• [What is being asked]:
In the material below, find all lines with the string "title" and copy them.

(Figure collection entries)
****
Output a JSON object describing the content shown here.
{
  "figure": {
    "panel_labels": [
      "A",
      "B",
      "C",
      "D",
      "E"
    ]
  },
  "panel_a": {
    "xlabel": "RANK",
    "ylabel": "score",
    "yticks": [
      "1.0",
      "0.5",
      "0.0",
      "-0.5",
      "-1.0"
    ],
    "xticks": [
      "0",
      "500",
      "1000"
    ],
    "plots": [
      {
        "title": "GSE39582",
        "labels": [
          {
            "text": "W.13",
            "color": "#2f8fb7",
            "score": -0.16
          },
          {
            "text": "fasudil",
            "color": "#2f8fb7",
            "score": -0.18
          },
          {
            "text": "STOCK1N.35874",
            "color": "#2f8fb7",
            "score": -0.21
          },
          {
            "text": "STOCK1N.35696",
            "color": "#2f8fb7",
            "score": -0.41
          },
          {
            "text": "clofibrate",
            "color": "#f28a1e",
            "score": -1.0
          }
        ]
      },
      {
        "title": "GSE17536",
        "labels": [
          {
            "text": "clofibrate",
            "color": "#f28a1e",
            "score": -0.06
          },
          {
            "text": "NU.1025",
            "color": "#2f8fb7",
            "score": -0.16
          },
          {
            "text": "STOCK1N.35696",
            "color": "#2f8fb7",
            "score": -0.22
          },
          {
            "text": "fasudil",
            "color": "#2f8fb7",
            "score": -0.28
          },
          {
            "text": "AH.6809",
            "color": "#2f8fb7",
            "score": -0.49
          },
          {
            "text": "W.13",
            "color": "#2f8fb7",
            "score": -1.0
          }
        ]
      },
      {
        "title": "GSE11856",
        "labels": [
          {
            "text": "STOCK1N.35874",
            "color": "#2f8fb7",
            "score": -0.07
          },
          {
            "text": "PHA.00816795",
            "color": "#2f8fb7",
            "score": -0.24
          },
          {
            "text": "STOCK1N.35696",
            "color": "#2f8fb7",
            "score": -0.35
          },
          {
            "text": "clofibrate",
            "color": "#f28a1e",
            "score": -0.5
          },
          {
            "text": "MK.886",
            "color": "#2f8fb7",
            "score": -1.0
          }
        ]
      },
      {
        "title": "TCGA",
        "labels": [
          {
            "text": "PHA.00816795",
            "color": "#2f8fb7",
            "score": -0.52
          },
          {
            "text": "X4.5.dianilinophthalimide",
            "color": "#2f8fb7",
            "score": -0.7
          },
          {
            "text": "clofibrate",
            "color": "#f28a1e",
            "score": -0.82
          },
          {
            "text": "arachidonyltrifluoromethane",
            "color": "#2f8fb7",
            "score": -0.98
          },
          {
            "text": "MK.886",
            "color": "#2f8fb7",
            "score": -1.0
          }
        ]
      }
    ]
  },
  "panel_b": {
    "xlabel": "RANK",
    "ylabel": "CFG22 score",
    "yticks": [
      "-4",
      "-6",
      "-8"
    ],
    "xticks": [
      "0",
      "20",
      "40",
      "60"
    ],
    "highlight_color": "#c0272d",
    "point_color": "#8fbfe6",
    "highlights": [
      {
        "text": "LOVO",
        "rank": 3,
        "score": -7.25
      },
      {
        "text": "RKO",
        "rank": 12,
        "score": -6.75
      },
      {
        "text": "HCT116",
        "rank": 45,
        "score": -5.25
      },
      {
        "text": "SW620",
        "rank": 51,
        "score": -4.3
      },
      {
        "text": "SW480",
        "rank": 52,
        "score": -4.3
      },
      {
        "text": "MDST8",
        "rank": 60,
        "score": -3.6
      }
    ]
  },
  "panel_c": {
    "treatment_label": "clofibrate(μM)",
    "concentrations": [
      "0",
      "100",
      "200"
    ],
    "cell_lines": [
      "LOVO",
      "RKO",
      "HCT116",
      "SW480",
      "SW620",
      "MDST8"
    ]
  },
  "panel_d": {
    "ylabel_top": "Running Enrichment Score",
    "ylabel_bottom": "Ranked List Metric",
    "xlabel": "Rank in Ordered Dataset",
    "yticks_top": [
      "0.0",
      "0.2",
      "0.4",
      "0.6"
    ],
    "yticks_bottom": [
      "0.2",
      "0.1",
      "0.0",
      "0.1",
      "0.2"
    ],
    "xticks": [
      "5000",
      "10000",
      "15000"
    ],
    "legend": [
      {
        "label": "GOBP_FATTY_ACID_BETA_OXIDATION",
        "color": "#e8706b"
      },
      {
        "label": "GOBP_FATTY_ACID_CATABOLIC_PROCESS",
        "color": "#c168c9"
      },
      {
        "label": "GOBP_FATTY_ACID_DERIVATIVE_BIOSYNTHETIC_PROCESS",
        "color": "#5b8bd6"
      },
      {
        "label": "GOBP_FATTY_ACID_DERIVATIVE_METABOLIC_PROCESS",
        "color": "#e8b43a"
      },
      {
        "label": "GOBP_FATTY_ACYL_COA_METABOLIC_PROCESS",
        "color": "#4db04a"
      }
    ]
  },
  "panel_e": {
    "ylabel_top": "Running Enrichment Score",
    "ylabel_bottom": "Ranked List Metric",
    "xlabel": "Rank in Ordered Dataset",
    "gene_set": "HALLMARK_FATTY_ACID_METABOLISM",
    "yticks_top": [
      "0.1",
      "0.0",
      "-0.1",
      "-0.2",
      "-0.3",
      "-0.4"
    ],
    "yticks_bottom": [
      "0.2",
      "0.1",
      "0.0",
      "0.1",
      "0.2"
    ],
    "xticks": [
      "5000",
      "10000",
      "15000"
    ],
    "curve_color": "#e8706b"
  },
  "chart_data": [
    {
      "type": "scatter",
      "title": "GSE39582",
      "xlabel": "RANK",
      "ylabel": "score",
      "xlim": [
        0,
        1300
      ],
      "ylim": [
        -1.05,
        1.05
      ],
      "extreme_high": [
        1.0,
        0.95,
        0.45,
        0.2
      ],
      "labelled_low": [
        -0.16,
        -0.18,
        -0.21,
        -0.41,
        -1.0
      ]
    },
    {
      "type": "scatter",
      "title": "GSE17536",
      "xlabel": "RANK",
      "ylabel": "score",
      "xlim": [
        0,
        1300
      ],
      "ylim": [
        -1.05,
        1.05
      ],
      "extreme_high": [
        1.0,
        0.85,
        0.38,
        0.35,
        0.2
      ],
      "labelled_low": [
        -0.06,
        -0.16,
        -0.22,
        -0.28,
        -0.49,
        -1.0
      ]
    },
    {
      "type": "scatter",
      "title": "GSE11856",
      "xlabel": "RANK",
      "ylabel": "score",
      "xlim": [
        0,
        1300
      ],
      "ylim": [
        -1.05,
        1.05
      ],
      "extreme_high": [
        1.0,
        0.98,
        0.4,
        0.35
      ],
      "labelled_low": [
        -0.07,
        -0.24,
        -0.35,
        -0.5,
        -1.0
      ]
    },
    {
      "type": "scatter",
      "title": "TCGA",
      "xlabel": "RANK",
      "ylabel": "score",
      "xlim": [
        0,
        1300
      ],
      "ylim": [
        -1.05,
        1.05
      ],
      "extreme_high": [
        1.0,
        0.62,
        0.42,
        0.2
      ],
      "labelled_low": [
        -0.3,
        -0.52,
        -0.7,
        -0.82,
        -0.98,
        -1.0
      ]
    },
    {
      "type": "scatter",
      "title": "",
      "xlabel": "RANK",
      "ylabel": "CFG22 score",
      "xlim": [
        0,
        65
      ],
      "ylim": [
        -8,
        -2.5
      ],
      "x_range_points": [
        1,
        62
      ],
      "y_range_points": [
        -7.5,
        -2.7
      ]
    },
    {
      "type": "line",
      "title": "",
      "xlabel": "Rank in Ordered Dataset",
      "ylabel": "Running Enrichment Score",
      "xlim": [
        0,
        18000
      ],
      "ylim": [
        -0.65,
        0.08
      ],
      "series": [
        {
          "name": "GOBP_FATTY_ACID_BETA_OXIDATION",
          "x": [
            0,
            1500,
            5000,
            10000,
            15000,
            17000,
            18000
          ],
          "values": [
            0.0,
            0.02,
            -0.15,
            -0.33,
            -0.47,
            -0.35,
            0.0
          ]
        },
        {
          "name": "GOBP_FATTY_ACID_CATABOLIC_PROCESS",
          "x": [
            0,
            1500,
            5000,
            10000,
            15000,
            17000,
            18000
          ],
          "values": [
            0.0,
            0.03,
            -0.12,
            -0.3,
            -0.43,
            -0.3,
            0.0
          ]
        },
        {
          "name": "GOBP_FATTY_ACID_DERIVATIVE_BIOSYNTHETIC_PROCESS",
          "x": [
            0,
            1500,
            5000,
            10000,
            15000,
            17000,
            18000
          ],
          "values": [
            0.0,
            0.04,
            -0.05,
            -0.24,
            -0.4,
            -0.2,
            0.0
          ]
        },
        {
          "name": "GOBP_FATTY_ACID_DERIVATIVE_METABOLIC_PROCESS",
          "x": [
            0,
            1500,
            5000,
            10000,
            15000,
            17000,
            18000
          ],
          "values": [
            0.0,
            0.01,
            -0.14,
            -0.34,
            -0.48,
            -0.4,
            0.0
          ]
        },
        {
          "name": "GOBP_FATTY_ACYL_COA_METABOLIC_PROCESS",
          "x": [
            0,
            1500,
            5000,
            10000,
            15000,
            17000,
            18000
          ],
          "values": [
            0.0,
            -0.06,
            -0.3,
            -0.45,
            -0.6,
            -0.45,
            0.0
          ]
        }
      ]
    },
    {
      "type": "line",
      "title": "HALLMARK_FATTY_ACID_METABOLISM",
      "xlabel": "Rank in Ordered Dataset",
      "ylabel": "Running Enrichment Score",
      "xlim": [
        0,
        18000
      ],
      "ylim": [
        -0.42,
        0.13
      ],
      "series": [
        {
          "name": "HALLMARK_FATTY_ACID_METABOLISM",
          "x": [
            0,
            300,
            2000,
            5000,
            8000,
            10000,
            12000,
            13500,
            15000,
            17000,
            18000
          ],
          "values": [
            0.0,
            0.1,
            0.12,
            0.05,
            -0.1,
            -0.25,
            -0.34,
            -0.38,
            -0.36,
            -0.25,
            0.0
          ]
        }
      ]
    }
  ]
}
****
• [Final answer]:
        "title": "GSE39582",
        "title": "GSE17536",
        "title": "GSE11856",
        "title": "TCGA",
      "title": "GSE39582",
      "title": "GSE17536",
      "title": "GSE11856",
      "title": "TCGA",
      "title": "",
      "title": "",
      "title": "HALLMARK_FATTY_ACID_METABOLISM",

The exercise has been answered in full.